— Begin —

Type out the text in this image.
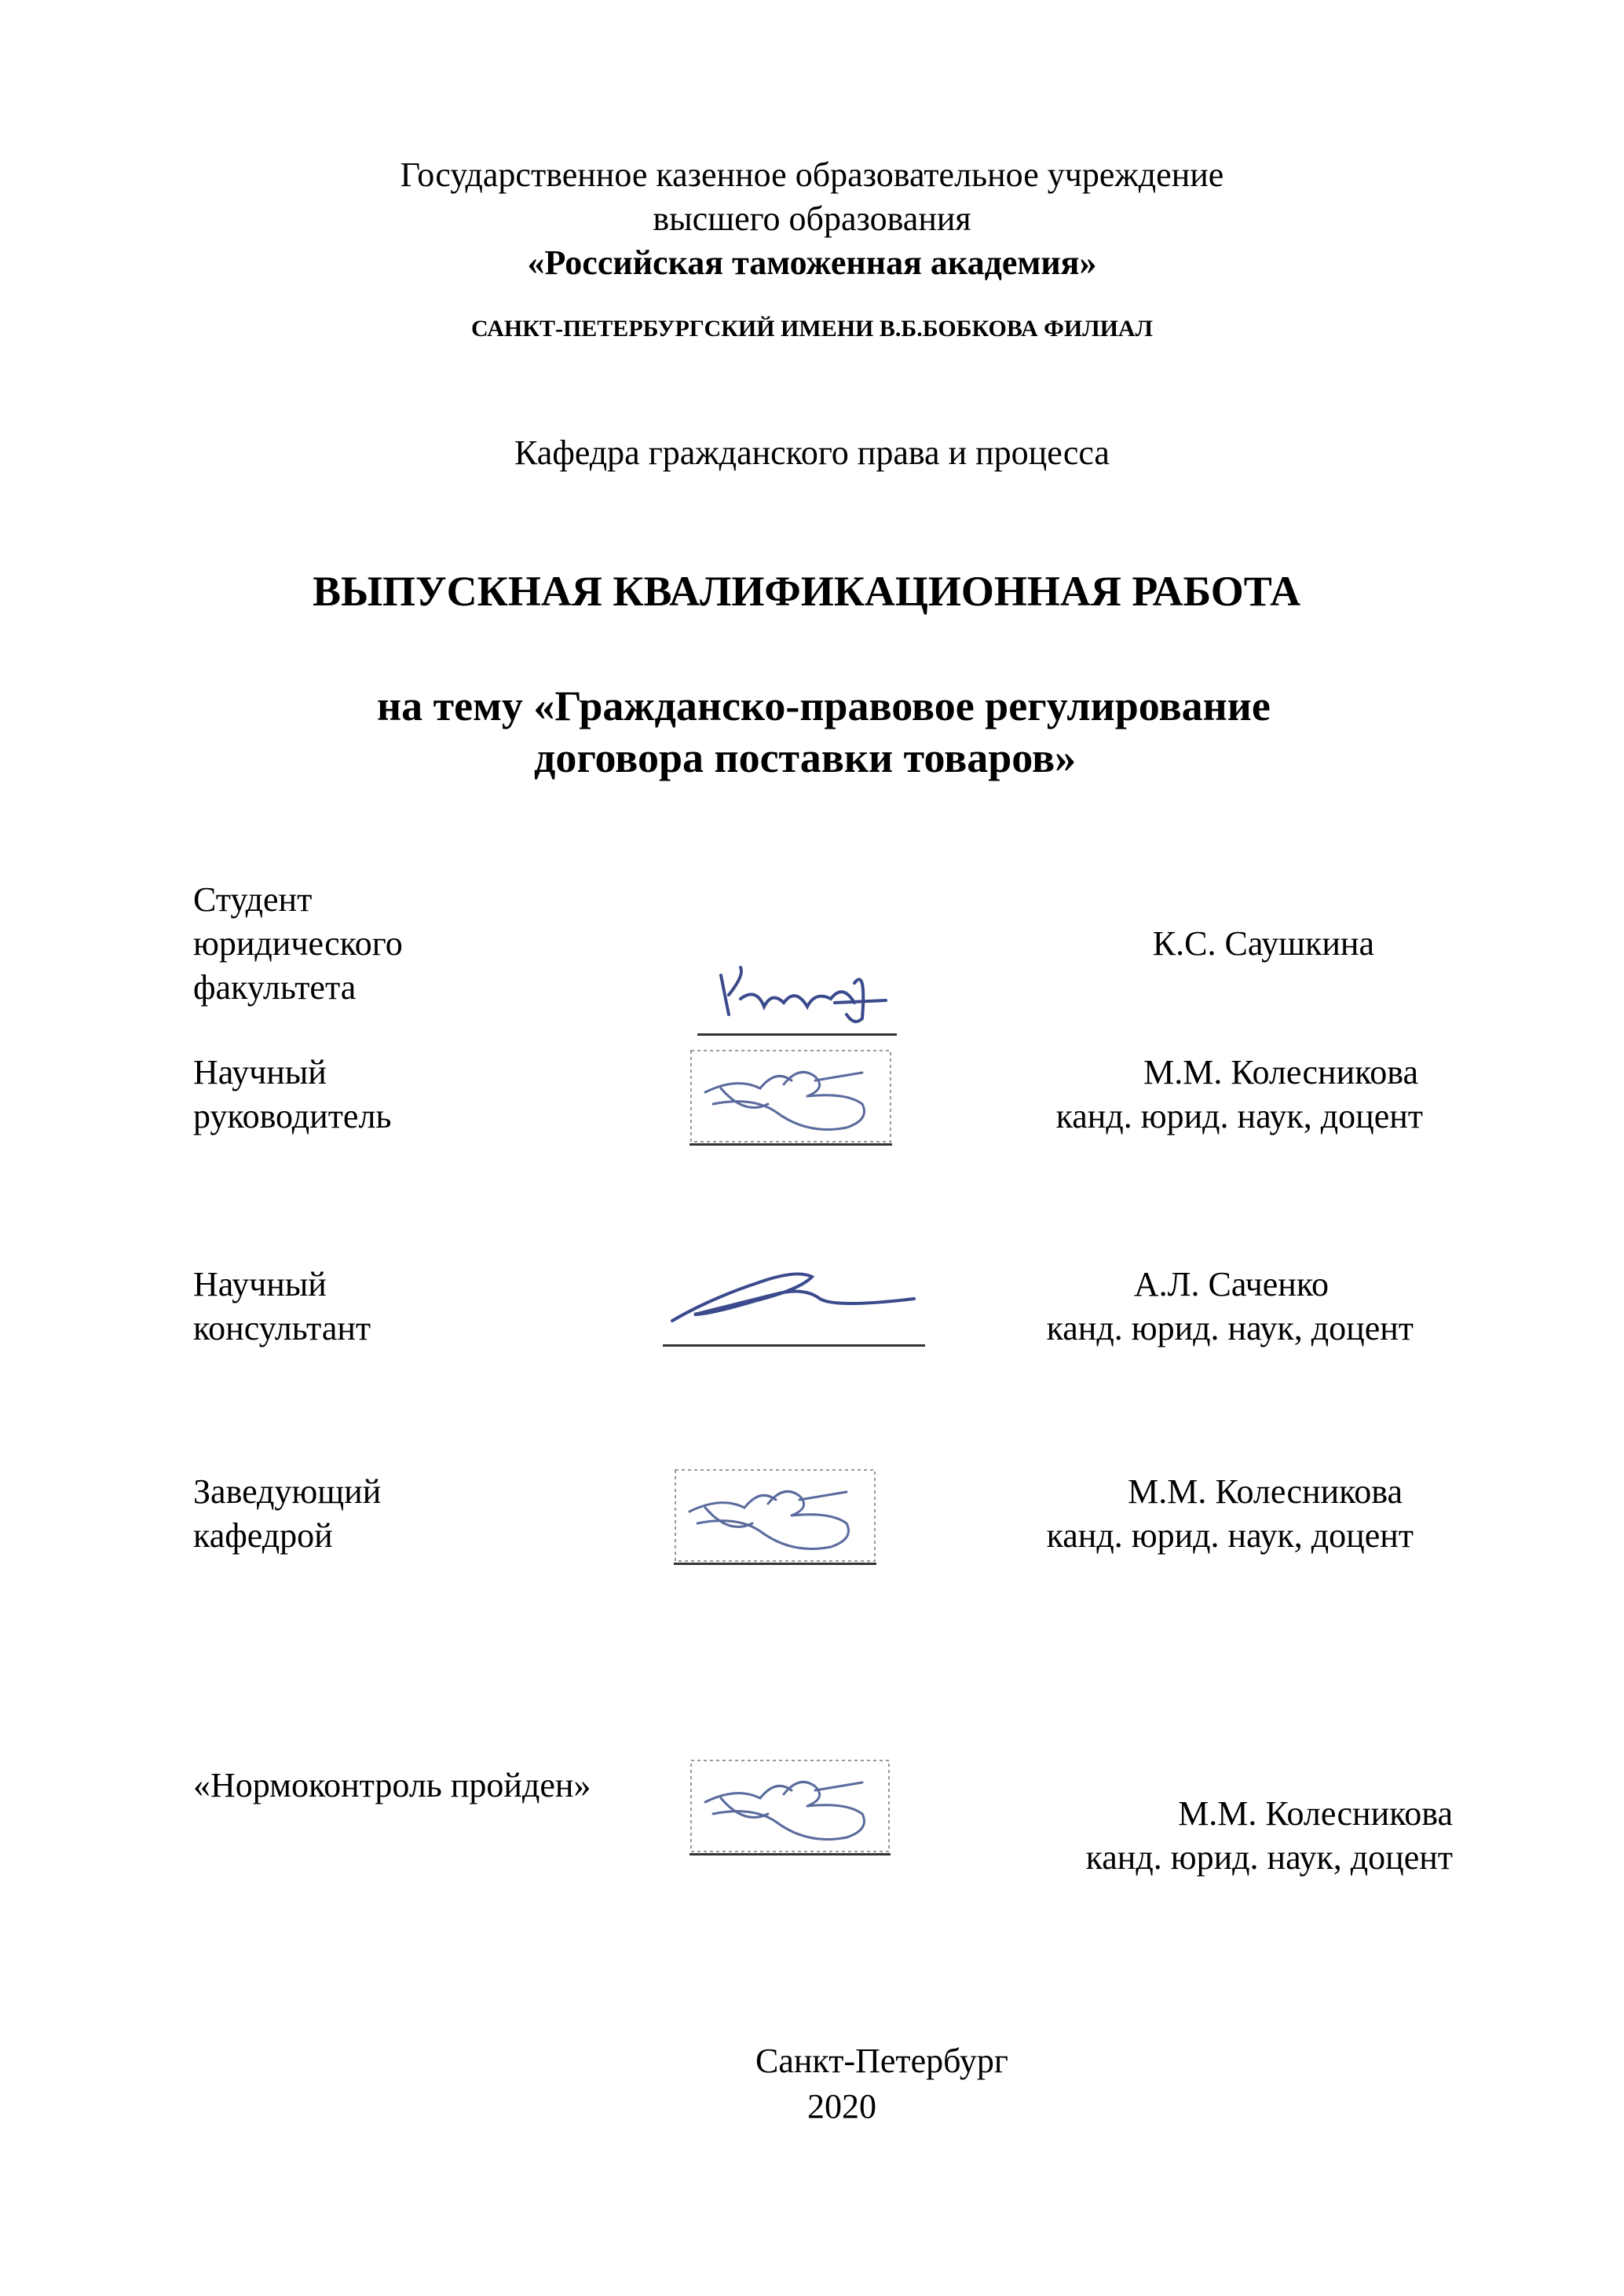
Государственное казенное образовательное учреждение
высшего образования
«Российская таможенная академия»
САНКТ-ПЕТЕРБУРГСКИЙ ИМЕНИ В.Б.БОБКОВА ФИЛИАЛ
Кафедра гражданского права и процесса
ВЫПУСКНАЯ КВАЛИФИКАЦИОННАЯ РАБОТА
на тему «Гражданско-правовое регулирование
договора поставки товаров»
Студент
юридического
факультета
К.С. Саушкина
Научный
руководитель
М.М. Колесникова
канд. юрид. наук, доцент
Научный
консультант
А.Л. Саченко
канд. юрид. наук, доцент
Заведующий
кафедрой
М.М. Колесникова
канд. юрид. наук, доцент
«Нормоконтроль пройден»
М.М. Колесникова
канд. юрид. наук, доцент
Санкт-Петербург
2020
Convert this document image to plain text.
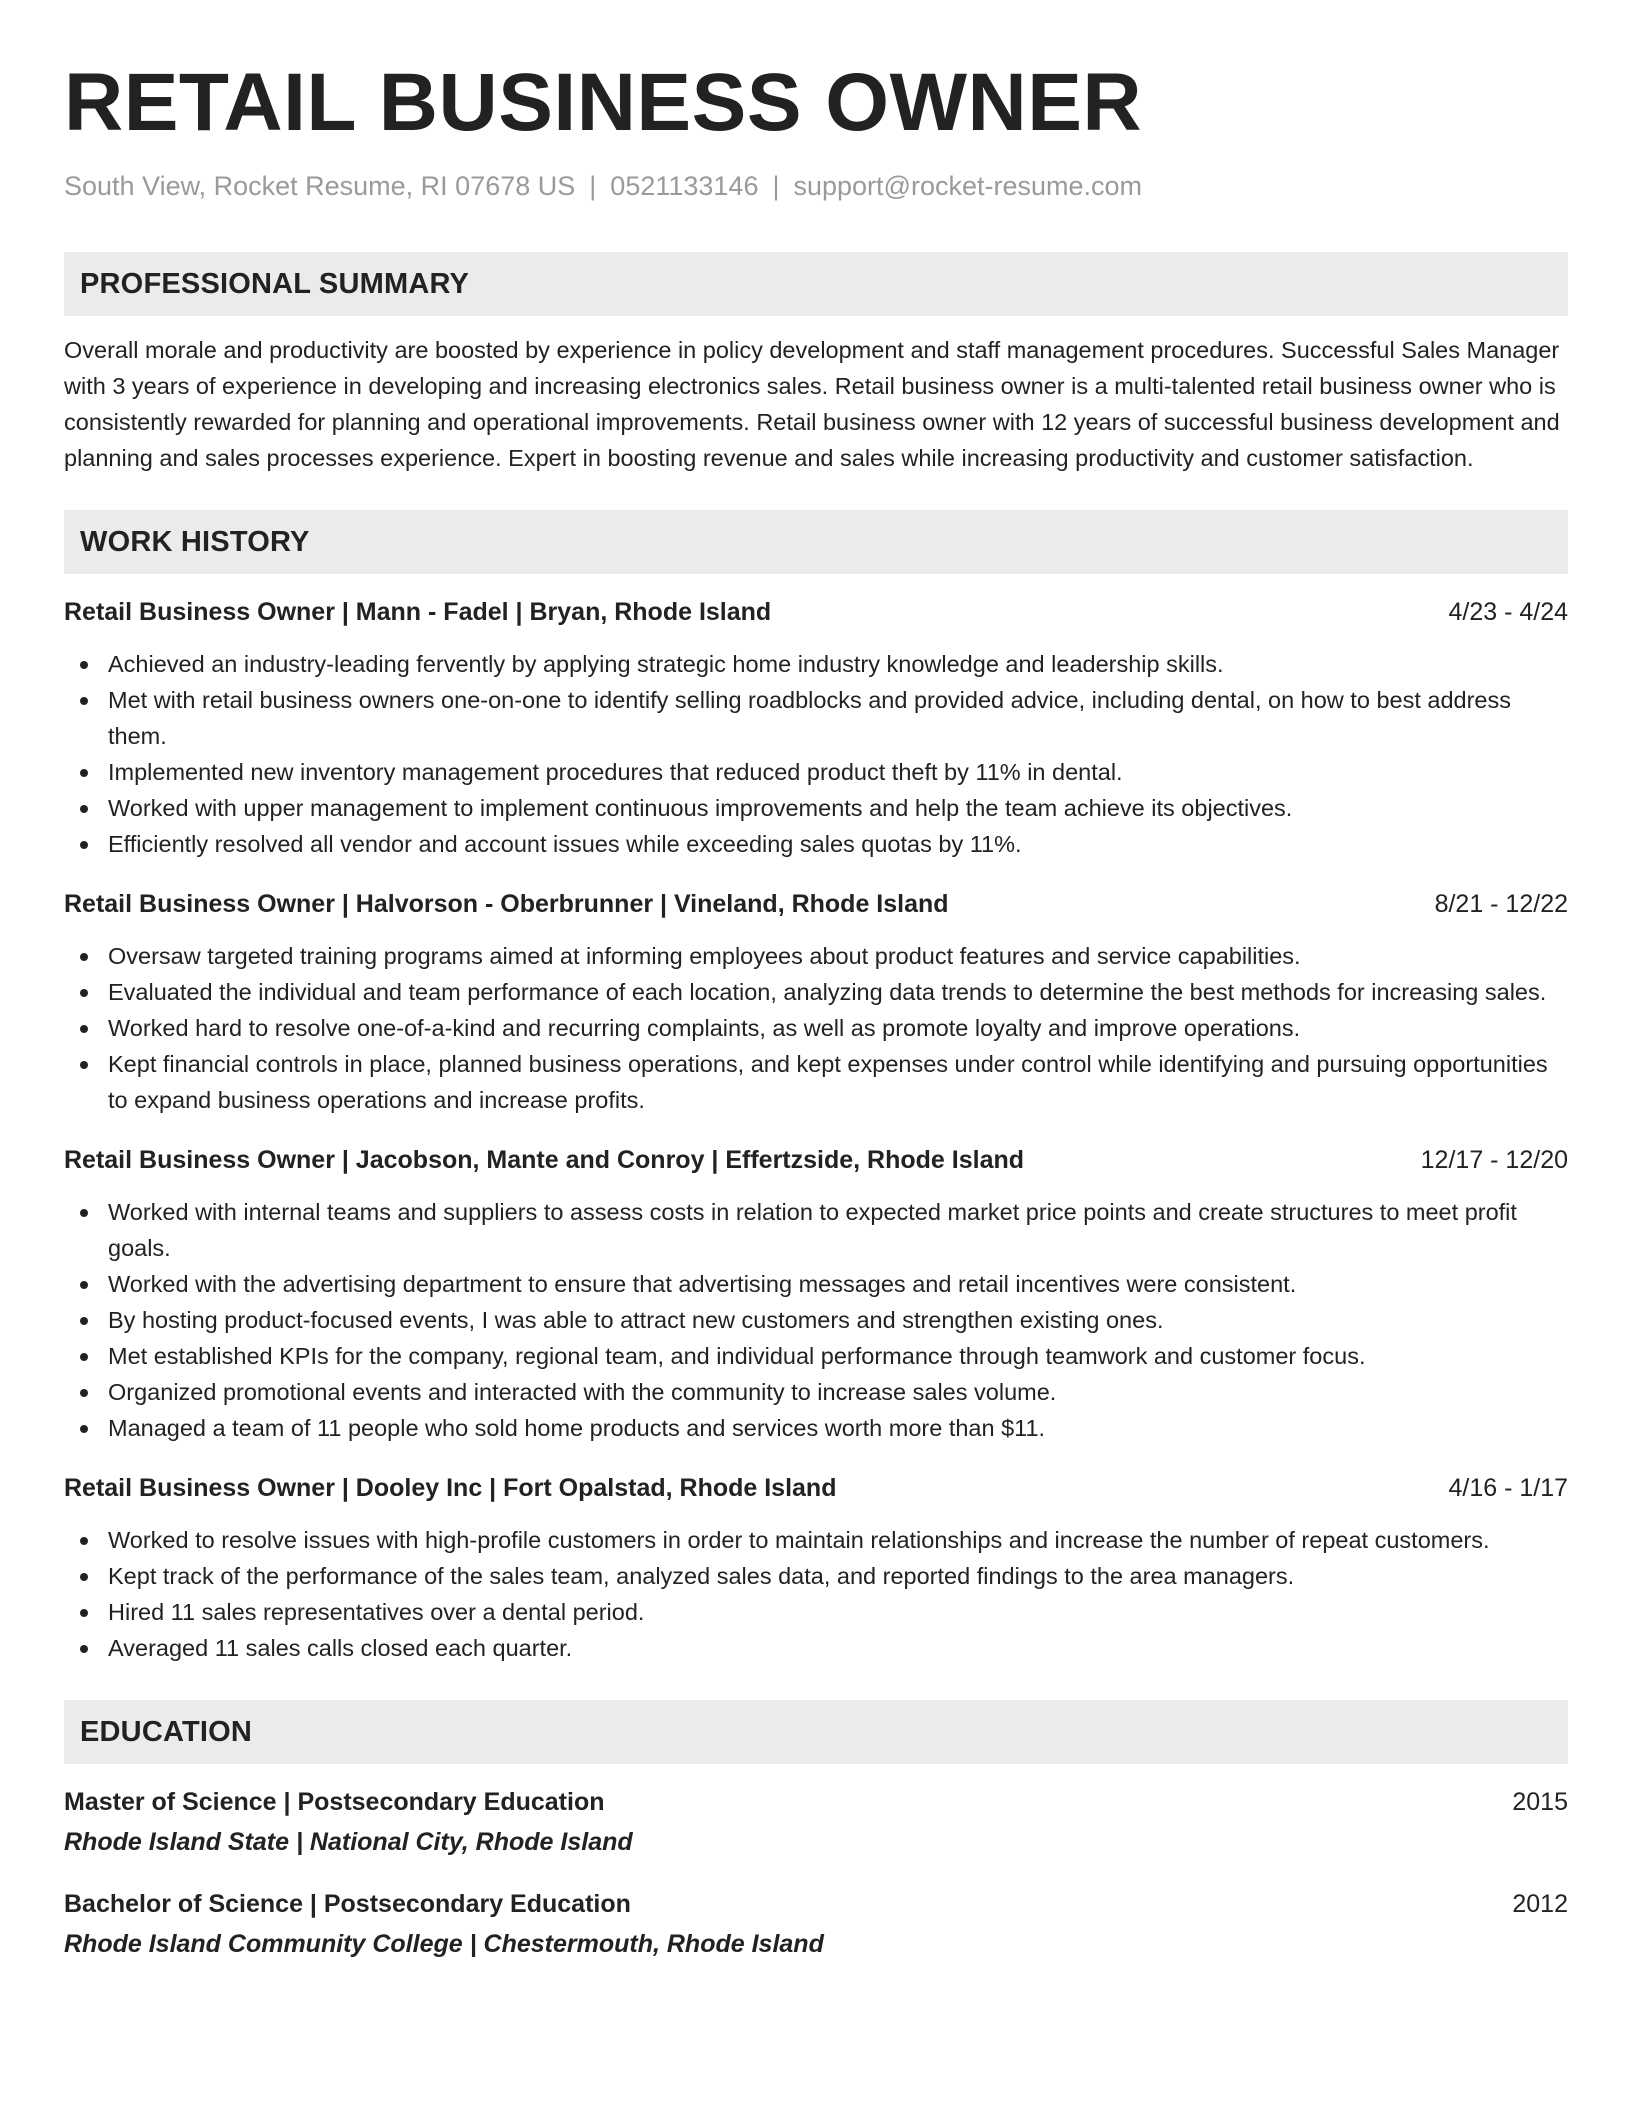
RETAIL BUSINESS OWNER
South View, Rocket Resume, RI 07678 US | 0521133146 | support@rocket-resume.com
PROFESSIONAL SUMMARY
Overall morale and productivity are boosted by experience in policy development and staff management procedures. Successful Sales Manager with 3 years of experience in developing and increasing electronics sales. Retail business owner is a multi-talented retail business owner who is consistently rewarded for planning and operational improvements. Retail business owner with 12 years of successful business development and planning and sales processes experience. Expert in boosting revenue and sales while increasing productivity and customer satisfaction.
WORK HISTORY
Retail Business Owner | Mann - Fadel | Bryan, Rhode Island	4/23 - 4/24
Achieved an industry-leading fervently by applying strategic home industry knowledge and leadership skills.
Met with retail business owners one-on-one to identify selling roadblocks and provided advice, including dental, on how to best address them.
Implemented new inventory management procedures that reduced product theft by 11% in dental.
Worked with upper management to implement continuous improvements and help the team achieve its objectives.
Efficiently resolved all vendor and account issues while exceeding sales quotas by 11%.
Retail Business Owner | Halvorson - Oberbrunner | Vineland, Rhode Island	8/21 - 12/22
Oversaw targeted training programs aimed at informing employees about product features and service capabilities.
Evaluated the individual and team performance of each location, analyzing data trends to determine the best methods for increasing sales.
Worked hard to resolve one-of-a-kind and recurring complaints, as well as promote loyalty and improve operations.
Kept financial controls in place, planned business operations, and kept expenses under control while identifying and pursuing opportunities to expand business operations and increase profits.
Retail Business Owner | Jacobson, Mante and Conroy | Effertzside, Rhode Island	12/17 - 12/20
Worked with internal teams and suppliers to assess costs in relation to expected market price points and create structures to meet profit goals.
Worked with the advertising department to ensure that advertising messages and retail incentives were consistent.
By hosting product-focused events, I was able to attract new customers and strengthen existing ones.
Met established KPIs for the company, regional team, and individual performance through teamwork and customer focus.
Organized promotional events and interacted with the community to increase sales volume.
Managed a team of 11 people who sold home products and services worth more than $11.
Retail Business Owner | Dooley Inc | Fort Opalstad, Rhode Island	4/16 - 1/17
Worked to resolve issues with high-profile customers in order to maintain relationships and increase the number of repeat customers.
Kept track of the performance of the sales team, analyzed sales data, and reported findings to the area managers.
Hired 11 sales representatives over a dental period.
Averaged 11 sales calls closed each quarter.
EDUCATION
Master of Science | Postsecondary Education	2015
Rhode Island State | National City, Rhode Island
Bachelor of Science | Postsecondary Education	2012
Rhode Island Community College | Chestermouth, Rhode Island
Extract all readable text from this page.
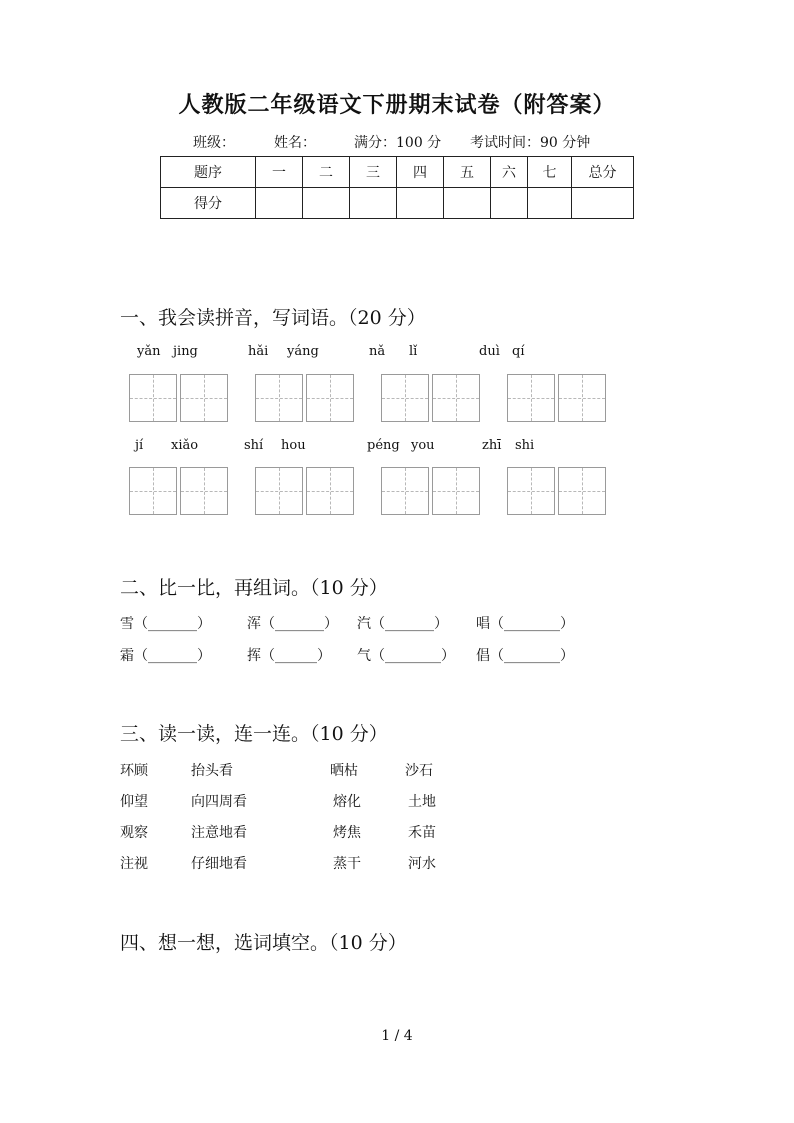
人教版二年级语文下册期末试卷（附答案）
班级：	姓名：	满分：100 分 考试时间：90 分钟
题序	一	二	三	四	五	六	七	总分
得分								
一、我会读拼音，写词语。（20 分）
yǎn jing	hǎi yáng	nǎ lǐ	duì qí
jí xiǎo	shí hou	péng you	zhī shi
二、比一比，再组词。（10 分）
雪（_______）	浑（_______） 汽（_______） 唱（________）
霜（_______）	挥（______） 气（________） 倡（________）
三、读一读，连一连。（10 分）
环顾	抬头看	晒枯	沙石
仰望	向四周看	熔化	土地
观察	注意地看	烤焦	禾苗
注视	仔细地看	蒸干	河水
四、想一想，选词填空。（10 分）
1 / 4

— End —

## Problem description
Select every line in the material above where the string "Postsecondary" occurs, and copy it.

## Correct output
Master of Science | Postsecondary Education	2015
Bachelor of Science | Postsecondary Education	2012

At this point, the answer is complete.